What number of lines in the material contain the word "boundary"? Give that number alone.

» **WORKING DATA**
————
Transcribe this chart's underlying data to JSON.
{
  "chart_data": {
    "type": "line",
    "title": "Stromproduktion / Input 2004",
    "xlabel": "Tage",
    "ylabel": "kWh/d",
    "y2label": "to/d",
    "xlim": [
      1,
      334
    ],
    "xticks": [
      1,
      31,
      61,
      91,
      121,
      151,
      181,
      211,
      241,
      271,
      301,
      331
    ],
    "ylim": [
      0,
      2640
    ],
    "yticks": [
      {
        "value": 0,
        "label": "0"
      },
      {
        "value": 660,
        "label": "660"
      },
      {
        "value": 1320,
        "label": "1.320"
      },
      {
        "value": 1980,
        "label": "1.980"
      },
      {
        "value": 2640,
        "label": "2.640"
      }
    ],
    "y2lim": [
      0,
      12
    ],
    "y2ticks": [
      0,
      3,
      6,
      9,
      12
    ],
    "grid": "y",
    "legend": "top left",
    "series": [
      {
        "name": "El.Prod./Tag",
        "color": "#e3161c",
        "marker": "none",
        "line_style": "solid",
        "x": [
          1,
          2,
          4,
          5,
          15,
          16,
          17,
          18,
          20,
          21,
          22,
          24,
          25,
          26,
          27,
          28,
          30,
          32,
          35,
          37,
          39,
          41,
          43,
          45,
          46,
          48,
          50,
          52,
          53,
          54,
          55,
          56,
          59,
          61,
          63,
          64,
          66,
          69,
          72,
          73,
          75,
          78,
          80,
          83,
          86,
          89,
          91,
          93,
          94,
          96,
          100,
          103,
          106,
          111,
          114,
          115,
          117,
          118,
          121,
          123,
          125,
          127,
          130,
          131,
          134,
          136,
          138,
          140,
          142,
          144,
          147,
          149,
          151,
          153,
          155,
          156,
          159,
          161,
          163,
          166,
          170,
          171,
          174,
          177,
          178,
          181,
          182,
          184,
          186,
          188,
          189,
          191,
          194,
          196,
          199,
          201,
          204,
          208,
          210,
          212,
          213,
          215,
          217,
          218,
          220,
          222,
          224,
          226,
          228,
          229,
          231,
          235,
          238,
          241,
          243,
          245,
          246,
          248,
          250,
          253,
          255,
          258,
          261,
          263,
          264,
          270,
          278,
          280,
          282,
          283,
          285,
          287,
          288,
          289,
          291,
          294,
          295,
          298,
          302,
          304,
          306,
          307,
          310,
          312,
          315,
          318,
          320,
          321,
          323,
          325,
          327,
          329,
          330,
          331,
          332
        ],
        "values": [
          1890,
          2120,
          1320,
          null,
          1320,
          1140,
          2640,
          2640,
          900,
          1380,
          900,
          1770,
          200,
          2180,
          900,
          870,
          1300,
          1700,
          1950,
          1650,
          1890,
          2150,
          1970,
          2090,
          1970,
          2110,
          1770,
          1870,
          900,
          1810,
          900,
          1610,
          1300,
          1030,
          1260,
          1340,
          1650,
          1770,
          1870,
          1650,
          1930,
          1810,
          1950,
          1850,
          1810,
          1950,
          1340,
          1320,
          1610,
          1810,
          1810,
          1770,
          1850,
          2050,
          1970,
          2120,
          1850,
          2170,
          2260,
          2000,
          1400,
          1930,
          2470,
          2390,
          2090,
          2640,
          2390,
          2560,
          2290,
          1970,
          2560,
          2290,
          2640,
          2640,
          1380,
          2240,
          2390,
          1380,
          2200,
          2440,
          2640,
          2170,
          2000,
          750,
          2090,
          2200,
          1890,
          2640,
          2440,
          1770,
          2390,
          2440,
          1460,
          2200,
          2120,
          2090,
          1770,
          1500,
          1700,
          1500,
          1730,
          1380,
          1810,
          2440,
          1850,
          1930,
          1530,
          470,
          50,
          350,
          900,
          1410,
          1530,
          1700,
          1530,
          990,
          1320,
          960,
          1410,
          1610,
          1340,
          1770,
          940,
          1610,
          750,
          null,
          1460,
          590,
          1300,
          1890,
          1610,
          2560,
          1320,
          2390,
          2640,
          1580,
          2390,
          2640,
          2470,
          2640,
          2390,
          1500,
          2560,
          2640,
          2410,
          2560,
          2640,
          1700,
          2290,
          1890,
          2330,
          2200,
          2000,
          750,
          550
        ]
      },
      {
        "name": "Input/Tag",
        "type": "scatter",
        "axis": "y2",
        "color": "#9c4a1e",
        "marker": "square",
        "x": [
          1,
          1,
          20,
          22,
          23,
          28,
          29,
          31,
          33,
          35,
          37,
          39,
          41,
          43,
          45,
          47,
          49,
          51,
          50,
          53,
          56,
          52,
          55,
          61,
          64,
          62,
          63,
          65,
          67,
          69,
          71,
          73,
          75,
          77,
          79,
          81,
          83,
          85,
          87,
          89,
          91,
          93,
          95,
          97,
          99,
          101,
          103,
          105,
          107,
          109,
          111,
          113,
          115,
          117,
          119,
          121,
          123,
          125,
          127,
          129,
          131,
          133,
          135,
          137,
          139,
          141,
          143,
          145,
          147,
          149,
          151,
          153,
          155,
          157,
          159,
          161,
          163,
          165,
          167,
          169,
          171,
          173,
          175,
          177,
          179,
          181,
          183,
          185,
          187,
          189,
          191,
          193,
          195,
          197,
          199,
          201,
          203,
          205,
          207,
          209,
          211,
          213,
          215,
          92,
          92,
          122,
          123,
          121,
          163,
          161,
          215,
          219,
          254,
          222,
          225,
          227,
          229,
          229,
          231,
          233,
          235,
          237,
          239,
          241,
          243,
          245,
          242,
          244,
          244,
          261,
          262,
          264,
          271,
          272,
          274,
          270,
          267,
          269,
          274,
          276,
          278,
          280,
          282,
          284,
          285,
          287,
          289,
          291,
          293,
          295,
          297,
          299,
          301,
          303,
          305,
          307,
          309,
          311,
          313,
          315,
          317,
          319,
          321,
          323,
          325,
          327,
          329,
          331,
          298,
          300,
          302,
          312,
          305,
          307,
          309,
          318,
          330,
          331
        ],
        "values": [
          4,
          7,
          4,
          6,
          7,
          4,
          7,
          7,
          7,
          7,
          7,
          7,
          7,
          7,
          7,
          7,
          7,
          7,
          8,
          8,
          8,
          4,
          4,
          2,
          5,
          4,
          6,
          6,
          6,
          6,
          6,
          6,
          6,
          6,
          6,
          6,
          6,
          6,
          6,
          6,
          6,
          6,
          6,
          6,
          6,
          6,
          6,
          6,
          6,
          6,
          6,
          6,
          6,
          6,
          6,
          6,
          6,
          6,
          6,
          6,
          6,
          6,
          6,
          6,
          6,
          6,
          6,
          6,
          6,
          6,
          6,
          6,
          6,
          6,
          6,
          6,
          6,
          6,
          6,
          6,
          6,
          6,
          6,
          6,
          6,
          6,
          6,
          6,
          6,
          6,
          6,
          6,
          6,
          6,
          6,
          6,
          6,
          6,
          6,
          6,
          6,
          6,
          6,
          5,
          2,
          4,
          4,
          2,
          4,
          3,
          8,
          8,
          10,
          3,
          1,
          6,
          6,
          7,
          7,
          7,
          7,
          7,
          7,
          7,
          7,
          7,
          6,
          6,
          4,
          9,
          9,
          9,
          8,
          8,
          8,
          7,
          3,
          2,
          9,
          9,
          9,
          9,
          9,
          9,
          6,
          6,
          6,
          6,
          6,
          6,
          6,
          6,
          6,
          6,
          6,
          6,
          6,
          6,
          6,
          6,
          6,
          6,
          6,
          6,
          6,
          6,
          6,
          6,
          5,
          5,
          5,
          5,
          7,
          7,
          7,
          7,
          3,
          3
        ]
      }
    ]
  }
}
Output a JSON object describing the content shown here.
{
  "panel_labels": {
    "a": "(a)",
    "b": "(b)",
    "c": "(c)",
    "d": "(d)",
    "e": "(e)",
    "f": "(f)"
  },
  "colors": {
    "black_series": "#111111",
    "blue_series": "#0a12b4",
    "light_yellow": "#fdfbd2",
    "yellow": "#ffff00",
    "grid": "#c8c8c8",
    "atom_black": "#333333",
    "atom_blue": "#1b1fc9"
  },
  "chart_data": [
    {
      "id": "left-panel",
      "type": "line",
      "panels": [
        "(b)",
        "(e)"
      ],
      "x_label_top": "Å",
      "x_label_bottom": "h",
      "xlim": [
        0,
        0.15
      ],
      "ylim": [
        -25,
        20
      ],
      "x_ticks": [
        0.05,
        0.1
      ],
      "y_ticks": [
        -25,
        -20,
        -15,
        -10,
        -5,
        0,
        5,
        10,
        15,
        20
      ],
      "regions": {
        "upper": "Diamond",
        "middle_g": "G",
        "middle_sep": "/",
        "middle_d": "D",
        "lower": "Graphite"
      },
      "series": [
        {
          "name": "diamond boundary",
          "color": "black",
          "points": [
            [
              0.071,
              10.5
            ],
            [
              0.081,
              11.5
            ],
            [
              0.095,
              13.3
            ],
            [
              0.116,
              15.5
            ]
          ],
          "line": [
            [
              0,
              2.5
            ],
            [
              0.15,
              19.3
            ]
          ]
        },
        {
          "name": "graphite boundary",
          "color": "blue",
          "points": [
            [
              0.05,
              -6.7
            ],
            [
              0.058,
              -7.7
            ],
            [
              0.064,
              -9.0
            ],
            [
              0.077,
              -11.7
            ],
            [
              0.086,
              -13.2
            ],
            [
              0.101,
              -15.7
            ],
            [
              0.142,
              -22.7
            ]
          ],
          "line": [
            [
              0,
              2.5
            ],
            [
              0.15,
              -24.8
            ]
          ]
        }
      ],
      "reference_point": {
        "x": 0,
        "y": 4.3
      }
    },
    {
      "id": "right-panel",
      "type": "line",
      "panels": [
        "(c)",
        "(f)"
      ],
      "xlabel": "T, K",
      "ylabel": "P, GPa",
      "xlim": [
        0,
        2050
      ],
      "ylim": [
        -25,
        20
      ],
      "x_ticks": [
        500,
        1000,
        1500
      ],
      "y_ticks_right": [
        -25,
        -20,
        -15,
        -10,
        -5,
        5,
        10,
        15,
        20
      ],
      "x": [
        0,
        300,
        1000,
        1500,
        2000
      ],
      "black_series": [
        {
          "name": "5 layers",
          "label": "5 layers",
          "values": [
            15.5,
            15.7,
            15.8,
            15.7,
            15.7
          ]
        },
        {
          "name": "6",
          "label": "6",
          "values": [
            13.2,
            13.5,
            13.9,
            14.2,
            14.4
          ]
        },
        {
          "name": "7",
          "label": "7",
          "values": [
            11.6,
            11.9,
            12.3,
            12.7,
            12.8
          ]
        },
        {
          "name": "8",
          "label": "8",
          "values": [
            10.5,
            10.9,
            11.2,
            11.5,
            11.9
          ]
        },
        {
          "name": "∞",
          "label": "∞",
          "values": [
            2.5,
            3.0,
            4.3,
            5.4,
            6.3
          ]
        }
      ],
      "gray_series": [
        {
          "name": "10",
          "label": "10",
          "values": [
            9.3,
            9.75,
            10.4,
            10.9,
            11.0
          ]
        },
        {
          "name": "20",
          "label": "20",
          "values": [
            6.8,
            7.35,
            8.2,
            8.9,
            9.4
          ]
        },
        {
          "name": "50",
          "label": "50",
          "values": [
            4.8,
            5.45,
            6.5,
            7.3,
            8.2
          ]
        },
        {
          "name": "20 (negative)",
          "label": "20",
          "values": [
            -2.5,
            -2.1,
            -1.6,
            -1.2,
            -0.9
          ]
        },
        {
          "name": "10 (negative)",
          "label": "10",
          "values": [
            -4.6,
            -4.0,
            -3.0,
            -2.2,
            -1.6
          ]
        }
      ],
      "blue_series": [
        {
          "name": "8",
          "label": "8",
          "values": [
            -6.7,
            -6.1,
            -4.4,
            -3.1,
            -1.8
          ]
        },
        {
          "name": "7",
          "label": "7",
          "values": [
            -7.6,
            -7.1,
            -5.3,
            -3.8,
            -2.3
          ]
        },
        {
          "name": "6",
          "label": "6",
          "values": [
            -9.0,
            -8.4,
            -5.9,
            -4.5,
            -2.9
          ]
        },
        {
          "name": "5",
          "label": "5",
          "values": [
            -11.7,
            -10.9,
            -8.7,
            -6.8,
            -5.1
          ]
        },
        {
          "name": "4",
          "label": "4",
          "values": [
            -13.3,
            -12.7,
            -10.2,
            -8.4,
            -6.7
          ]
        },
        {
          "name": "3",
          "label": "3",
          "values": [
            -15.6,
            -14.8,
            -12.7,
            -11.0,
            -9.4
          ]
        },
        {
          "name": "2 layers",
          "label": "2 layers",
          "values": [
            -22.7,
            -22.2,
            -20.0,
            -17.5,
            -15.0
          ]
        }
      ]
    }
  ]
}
————
» **THE OUTPUT**
2